_SET PROBLEM A_
Answer these questions about the LFD homework notebook:
(i) How many virtual fair coins are flipped at once in each experiment?
(ii) How many times is the experiment repeated to build the distributions?
(iii) How many bins does the plot for $\nu_\min$ use?

# LFD Homework 2

Second week homework for the "Learning from Data" course offerd by [Caltech on edX](https://courses.edx.org/courses/course-v1:CaltechX+CS1156x+3T2017). This notebook only contains the simulation / exploration problems.

In [1]:
import numpy as np
import matplotlib.pyplot as plt
import seaborn as sns

%matplotlib notebook

## P: Hoeffding Inequality

Task: Run a computer simulation of $10$ times simultaneously and independently flipping $1000$ virtual fair coins. Record the the following fractions of heads in these $10$ runs as

 * $\nu_1$ fraction of heads for the first coin $c_1$
 * $\nu_{\mathrm{rand}}$ fraction of heads for a randomly chosen coin $c_{\mathrm{rand}}$
 * $\nu_\min$ fraction of heads for the coin with the minimal frequency of heads $c_\min$

This can be implemented as:

In [2]:
def hfd_experiment(number_coins=1000, runs=10):
    ''' Creates one experiment of [number_coins] simultaneously flipped fair coins for [runs].'''
    coins = (np.random.rand(number_coins, runs) > .5).astype(float)
    coins_sum = coins.sum(axis=1, keepdims=True)
    
    nu_1 = coins_sum[0,0] / runs
    nu_rand = coins_sum[np.random.randint(number_coins),0] / runs
    nu_min = coins_sum[coins_sum.argmin(),0] / runs
    
    return nu_1, nu_rand, nu_min

Now the task is to repeat this experiment $100000$ times in order to get a simulated distribution of $\nu_1, \nu_{\mathrm{rand}}$ and $\nu_\min$ respectively.

In [3]:
full_distribution = np.array([hfd_experiment() for i in range(100000)])

The distributions look as follows:

In [4]:
fig, ax = plt.subplots(1, 3, sharex=True, figsize=(9.75, 4.5))
fig.suptitle('Distributions for $\\nu_1, \\nu_{\mathrm{rand}}$ and $\\nu_\\min$')

sns.distplot(full_distribution[:,0], bins=15, kde_kws={'bw':.075}, ax=ax[0], axlabel='$\\nu_1$')
sns.distplot(full_distribution[:,1], bins=15, kde_kws={'bw':.075}, ax=ax[1], axlabel='$\\nu_{\mathrm{rand}}$')
sns.distplot(full_distribution[:,2], bins=3, kde_kws={'bw':.075}, ax=ax[2], axlabel='$\\nu_\\min$')

for x in ax: x.set_xlim(0., 1.)

<IPython.core.display.Javascript object>

The average value of the different $\nu$ is:

In [5]:
nu_bar = full_distribution.mean(axis=0)
print('nu_1_bar\t= {:.3f}\nnu_rand_bar\t= {:.3f}\nnu_min_bar\t= {:.3f}'.format(*nu_bar))

_RECORDS PROVIDED_

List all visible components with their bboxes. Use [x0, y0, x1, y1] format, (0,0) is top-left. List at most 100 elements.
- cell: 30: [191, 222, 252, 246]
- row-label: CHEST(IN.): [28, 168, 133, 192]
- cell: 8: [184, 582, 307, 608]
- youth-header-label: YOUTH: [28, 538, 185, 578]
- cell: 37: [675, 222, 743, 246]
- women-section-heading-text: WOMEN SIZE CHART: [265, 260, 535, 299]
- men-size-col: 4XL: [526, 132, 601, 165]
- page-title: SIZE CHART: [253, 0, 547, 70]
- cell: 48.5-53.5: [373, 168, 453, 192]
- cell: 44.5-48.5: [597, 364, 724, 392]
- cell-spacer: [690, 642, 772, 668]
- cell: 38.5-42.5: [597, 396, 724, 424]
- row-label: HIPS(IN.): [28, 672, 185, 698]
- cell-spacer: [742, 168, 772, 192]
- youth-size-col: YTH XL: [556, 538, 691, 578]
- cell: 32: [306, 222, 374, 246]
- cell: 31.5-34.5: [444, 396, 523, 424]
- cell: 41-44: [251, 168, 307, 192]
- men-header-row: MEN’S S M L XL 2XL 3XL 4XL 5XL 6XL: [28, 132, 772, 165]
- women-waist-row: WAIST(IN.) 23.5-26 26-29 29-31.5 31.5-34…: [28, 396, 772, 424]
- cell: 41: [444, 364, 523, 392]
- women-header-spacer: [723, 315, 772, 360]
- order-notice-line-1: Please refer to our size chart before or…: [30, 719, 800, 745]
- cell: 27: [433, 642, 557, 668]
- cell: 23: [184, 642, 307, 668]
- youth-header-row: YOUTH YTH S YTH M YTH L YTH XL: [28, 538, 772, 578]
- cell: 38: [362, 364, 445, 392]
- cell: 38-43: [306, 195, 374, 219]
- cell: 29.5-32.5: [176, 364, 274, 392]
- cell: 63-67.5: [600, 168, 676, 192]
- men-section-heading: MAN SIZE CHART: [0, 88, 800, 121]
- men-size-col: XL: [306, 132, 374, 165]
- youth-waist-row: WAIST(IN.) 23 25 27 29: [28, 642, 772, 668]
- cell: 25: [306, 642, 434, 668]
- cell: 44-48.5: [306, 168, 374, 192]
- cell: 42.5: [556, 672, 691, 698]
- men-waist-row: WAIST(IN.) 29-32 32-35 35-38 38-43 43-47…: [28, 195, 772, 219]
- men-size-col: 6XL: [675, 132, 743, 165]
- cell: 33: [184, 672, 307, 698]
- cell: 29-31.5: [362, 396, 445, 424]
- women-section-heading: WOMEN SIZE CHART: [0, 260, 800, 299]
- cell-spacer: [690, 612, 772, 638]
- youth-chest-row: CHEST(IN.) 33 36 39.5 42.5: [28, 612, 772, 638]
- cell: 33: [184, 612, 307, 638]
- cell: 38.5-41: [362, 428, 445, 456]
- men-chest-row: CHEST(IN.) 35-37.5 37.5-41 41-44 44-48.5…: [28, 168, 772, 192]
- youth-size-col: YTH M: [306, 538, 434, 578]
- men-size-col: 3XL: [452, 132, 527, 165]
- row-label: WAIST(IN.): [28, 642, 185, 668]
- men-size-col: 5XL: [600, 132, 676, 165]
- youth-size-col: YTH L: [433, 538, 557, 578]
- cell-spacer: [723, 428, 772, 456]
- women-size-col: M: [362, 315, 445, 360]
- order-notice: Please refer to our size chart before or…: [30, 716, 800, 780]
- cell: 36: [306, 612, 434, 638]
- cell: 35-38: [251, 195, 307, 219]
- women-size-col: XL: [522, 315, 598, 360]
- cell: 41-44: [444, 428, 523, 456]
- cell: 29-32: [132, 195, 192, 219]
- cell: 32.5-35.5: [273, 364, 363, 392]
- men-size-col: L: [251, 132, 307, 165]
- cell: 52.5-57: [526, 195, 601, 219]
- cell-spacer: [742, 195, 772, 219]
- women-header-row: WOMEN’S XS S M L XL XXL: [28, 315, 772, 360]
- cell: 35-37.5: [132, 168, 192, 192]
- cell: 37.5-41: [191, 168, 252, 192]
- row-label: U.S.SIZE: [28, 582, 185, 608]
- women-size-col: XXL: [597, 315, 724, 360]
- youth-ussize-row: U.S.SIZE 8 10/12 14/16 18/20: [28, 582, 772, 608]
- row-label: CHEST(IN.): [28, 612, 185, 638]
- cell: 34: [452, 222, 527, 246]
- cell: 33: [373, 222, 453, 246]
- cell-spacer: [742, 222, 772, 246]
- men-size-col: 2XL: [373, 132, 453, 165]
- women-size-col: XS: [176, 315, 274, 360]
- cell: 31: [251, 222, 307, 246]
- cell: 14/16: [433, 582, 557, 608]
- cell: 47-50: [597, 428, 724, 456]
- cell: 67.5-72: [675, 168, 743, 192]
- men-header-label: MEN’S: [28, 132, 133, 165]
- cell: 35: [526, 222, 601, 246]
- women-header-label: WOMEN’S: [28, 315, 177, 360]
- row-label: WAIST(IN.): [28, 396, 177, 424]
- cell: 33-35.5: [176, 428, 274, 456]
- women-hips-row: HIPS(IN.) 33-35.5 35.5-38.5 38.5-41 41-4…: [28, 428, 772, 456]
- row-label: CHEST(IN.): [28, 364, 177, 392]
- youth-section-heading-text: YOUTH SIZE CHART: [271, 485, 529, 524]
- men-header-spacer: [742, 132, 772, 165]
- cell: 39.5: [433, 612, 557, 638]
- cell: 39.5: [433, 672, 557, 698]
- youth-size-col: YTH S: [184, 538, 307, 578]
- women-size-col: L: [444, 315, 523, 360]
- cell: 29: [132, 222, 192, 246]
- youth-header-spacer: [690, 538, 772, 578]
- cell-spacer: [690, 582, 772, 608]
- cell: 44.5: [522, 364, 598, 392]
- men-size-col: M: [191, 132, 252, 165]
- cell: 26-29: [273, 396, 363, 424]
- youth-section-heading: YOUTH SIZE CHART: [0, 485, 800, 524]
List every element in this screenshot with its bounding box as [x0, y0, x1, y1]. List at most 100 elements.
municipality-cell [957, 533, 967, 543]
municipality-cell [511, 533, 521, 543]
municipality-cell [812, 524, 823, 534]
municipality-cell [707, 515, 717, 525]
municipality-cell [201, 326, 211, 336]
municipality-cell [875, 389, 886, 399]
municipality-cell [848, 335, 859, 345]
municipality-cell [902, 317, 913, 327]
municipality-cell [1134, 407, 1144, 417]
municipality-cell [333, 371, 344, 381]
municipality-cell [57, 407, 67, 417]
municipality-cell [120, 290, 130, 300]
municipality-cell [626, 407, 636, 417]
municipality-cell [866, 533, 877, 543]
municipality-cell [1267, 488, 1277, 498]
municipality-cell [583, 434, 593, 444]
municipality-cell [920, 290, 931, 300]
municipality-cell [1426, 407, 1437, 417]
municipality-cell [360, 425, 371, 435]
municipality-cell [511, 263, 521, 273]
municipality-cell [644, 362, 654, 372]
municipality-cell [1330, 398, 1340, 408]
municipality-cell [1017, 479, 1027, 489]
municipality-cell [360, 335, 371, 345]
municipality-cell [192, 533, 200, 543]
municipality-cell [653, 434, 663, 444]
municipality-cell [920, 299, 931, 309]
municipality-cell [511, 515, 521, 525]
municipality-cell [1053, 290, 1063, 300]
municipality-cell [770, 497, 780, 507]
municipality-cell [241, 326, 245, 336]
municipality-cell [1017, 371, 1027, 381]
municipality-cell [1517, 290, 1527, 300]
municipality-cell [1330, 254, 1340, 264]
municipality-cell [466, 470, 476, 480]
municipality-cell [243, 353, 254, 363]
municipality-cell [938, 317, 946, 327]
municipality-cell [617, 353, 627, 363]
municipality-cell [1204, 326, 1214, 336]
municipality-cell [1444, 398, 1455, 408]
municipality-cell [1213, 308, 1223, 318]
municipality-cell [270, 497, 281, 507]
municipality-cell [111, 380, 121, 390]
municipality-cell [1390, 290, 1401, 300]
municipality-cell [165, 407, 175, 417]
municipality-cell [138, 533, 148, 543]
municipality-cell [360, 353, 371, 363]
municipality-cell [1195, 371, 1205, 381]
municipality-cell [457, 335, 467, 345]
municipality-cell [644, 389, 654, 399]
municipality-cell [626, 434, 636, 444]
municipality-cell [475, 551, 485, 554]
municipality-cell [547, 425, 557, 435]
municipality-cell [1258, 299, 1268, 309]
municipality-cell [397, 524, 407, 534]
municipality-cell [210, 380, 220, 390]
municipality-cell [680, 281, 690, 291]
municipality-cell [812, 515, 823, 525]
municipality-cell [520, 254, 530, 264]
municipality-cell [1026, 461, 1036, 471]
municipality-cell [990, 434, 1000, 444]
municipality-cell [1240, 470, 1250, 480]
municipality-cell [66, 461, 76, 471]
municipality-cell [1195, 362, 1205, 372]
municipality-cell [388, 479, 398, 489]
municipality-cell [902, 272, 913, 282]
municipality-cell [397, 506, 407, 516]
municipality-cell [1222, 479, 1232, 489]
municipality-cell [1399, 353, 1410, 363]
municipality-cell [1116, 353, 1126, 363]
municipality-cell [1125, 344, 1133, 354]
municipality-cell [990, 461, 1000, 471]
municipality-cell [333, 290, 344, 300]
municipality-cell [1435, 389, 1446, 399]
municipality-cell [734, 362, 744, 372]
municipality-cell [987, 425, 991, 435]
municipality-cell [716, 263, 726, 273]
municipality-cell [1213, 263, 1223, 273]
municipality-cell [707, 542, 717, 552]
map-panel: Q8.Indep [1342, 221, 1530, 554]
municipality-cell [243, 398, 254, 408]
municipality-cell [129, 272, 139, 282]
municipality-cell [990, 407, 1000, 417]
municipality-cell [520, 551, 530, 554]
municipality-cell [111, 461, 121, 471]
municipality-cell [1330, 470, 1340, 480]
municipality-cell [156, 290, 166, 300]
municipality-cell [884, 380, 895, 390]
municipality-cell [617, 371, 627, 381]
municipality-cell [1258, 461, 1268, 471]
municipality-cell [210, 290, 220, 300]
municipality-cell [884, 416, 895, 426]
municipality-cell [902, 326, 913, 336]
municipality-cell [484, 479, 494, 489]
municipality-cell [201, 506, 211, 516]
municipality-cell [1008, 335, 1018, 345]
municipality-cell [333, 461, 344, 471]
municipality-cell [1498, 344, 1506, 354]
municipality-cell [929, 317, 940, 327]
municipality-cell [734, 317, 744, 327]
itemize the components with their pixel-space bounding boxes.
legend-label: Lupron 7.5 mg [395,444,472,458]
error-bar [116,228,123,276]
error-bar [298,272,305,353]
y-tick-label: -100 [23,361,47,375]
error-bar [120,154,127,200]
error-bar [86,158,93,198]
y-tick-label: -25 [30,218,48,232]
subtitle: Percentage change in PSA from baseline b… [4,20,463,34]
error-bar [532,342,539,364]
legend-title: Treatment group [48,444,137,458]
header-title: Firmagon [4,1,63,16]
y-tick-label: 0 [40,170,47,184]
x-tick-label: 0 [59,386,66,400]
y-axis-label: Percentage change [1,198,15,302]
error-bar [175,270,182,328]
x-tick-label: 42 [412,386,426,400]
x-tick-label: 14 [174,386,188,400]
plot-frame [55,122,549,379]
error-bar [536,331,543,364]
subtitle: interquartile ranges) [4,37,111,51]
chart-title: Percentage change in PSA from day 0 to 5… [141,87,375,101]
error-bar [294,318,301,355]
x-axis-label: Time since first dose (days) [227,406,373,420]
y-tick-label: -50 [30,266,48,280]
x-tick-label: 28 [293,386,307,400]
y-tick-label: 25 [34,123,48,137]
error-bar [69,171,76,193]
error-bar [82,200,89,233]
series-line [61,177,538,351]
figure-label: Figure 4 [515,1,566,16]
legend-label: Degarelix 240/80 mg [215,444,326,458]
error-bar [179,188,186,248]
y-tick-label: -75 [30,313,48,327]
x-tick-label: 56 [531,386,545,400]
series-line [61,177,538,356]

_SET PROBLEM B_
Output the records from their first line through the line containing "- women-waist-row: WAIST(IN.)", including both ends, as a Markdown table with the columns Row and Line. Number each line in the Row column and skip blank lines.

_EXERCISE RESPONSE A_
(i) 1000
(ii) 100000
(iii) 3

_EXERCISE RESPONSE B_
| Row | Line |
|---|---|
| 1 | List all visible components with their bboxes. Use [x0, y0, x1, y1] format, (0,0) is top-left. List at most 100 elements. |
| 2 | - cell: 30: [191, 222, 252, 246] |
| 3 | - row-label: CHEST(IN.): [28, 168, 133, 192] |
| 4 | - cell: 8: [184, 582, 307, 608] |
| 5 | - youth-header-label: YOUTH: [28, 538, 185, 578] |
| 6 | - cell: 37: [675, 222, 743, 246] |
| 7 | - women-section-heading-text: WOMEN SIZE CHART: [265, 260, 535, 299] |
| 8 | - men-size-col: 4XL: [526, 132, 601, 165] |
| 9 | - page-title: SIZE CHART: [253, 0, 547, 70] |
| 10 | - cell: 48.5-53.5: [373, 168, 453, 192] |
| 11 | - cell: 44.5-48.5: [597, 364, 724, 392] |
| 12 | - cell-spacer: [690, 642, 772, 668] |
| 13 | - cell: 38.5-42.5: [597, 396, 724, 424] |
| 14 | - row-label: HIPS(IN.): [28, 672, 185, 698] |
| 15 | - cell-spacer: [742, 168, 772, 192] |
| 16 | - youth-size-col: YTH XL: [556, 538, 691, 578] |
| 17 | - cell: 32: [306, 222, 374, 246] |
| 18 | - cell: 31.5-34.5: [444, 396, 523, 424] |
| 19 | - cell: 41-44: [251, 168, 307, 192] |
| 20 | - men-header-row: MEN’S S M L XL 2XL 3XL 4XL 5XL 6XL: [28, 132, 772, 165] |
| 21 | - women-waist-row: WAIST(IN.) 23.5-26 26-29 29-31.5 31.5-34…: [28, 396, 772, 424] |